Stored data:

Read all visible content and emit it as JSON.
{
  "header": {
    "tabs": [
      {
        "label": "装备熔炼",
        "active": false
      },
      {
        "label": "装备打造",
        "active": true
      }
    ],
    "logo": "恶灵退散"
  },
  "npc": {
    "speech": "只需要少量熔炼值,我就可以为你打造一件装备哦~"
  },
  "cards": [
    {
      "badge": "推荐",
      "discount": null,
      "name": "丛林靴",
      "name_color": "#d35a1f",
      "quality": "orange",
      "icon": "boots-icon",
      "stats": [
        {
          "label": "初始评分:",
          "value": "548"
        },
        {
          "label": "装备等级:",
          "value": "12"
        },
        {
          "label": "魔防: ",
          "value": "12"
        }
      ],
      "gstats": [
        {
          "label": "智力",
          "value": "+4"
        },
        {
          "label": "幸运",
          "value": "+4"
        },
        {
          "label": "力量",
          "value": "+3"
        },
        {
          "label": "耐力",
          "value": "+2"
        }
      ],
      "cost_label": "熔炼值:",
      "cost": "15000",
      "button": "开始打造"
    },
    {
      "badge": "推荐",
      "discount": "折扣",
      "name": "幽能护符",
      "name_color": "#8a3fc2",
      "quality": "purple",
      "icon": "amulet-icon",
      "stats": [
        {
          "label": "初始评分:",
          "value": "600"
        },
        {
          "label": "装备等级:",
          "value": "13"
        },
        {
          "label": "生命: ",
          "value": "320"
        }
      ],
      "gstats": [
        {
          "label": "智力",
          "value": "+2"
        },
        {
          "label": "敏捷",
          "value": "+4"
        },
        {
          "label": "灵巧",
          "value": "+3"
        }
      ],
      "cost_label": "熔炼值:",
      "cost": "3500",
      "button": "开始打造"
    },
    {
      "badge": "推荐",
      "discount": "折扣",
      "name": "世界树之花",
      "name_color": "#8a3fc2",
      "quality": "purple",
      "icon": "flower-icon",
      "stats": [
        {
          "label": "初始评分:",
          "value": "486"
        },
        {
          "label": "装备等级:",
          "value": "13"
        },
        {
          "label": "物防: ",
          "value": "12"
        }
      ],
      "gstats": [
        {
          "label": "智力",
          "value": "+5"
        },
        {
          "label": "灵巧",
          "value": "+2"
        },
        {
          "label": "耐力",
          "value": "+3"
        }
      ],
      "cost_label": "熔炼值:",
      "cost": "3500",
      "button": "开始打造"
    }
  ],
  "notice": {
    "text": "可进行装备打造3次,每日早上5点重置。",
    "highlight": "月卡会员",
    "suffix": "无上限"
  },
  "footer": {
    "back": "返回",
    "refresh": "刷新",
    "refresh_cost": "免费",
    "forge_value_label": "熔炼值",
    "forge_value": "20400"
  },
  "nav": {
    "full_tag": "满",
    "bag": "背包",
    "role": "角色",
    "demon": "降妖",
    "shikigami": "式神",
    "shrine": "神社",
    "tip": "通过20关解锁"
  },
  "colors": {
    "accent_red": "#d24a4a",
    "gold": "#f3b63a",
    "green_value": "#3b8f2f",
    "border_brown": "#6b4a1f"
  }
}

Exercise prompt:
Look through the listing and extract every line with "icon" in it.

Reply:
      "icon": "boots-icon",
      "icon": "amulet-icon",
      "icon": "flower-icon",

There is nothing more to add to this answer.